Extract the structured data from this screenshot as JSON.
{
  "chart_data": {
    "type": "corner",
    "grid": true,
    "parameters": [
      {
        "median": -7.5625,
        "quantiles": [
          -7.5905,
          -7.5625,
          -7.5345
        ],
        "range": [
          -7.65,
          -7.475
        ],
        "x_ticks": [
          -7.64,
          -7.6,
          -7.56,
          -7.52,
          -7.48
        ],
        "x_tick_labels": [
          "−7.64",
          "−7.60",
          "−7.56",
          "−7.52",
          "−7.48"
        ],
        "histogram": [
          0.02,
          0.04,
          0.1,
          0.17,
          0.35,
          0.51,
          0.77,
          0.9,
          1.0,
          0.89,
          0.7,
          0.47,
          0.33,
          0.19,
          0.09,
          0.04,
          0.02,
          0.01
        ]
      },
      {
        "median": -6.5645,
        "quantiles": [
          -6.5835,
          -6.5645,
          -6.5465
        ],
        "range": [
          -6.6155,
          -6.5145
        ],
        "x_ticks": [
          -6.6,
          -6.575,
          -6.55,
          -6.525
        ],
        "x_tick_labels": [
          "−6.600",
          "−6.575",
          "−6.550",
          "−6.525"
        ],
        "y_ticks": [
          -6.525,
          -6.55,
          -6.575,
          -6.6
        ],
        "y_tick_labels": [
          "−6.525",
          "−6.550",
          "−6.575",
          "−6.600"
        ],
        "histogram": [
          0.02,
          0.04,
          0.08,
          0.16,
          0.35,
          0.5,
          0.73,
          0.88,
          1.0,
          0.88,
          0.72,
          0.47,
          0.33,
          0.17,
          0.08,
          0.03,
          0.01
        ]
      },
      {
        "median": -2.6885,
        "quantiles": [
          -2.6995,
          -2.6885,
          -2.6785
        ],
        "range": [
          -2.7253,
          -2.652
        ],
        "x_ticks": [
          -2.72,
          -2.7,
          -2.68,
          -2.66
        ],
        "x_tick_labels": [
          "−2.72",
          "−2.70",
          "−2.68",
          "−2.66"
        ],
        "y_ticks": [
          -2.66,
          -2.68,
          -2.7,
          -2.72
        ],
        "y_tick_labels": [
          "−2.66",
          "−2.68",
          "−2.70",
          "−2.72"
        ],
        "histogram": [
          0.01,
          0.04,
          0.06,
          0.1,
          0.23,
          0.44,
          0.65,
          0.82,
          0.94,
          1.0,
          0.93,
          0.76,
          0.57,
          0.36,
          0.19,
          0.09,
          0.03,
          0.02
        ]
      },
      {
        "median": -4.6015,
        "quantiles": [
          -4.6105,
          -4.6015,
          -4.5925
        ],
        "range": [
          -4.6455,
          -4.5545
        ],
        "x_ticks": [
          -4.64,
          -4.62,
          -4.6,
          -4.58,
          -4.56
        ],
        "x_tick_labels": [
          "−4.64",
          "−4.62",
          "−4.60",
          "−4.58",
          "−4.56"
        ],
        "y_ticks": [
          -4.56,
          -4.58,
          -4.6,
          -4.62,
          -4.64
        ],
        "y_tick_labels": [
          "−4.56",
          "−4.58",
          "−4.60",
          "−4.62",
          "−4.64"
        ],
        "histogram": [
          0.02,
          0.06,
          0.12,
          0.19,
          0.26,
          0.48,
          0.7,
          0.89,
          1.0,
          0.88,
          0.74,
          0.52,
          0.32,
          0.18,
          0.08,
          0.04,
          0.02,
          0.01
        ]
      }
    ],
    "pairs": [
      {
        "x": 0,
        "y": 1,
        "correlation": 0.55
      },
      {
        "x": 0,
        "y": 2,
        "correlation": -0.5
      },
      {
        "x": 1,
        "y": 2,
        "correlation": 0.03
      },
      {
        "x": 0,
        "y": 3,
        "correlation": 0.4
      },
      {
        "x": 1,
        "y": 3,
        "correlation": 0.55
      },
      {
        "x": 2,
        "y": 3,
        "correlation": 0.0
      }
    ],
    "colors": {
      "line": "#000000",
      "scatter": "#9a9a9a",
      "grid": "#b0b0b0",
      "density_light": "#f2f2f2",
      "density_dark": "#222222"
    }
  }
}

◇ ◇ ◇ ◇

● **WRITTEN TASK**: Reproduce the material above, every line of it, exactly.

● **TASK RESULT**:
Extract the structured data from this screenshot as JSON.
{
  "chart_data": {
    "type": "corner",
    "grid": true,
    "parameters": [
      {
        "median": -7.5625,
        "quantiles": [
          -7.5905,
          -7.5625,
          -7.5345
        ],
        "range": [
          -7.65,
          -7.475
        ],
        "x_ticks": [
          -7.64,
          -7.6,
          -7.56,
          -7.52,
          -7.48
        ],
        "x_tick_labels": [
          "−7.64",
          "−7.60",
          "−7.56",
          "−7.52",
          "−7.48"
        ],
        "histogram": [
          0.02,
          0.04,
          0.1,
          0.17,
          0.35,
          0.51,
          0.77,
          0.9,
          1.0,
          0.89,
          0.7,
          0.47,
          0.33,
          0.19,
          0.09,
          0.04,
          0.02,
          0.01
        ]
      },
      {
        "median": -6.5645,
        "quantiles": [
          -6.5835,
          -6.5645,
          -6.5465
        ],
        "range": [
          -6.6155,
          -6.5145
        ],
        "x_ticks": [
          -6.6,
          -6.575,
          -6.55,
          -6.525
        ],
        "x_tick_labels": [
          "−6.600",
          "−6.575",
          "−6.550",
          "−6.525"
        ],
        "y_ticks": [
          -6.525,
          -6.55,
          -6.575,
          -6.6
        ],
        "y_tick_labels": [
          "−6.525",
          "−6.550",
          "−6.575",
          "−6.600"
        ],
        "histogram": [
          0.02,
          0.04,
          0.08,
          0.16,
          0.35,
          0.5,
          0.73,
          0.88,
          1.0,
          0.88,
          0.72,
          0.47,
          0.33,
          0.17,
          0.08,
          0.03,
          0.01
        ]
      },
      {
        "median": -2.6885,
        "quantiles": [
          -2.6995,
          -2.6885,
          -2.6785
        ],
        "range": [
          -2.7253,
          -2.652
        ],
        "x_ticks": [
          -2.72,
          -2.7,
          -2.68,
          -2.66
        ],
        "x_tick_labels": [
          "−2.72",
          "−2.70",
          "−2.68",
          "−2.66"
        ],
        "y_ticks": [
          -2.66,
          -2.68,
          -2.7,
          -2.72
        ],
        "y_tick_labels": [
          "−2.66",
          "−2.68",
          "−2.70",
          "−2.72"
        ],
        "histogram": [
          0.01,
          0.04,
          0.06,
          0.1,
          0.23,
          0.44,
          0.65,
          0.82,
          0.94,
          1.0,
          0.93,
          0.76,
          0.57,
          0.36,
          0.19,
          0.09,
          0.03,
          0.02
        ]
      },
      {
        "median": -4.6015,
        "quantiles": [
          -4.6105,
          -4.6015,
          -4.5925
        ],
        "range": [
          -4.6455,
          -4.5545
        ],
        "x_ticks": [
          -4.64,
          -4.62,
          -4.6,
          -4.58,
          -4.56
        ],
        "x_tick_labels": [
          "−4.64",
          "−4.62",
          "−4.60",
          "−4.58",
          "−4.56"
        ],
        "y_ticks": [
          -4.56,
          -4.58,
          -4.6,
          -4.62,
          -4.64
        ],
        "y_tick_labels": [
          "−4.56",
          "−4.58",
          "−4.60",
          "−4.62",
          "−4.64"
        ],
        "histogram": [
          0.02,
          0.06,
          0.12,
          0.19,
          0.26,
          0.48,
          0.7,
          0.89,
          1.0,
          0.88,
          0.74,
          0.52,
          0.32,
          0.18,
          0.08,
          0.04,
          0.02,
          0.01
        ]
      }
    ],
    "pairs": [
      {
        "x": 0,
        "y": 1,
        "correlation": 0.55
      },
      {
        "x": 0,
        "y": 2,
        "correlation": -0.5
      },
      {
        "x": 1,
        "y": 2,
        "correlation": 0.03
      },
      {
        "x": 0,
        "y": 3,
        "correlation": 0.4
      },
      {
        "x": 1,
        "y": 3,
        "correlation": 0.55
      },
      {
        "x": 2,
        "y": 3,
        "correlation": 0.0
      }
    ],
    "colors": {
      "line": "#000000",
      "scatter": "#9a9a9a",
      "grid": "#b0b0b0",
      "density_light": "#f2f2f2",
      "density_dark": "#222222"
    }
  }
}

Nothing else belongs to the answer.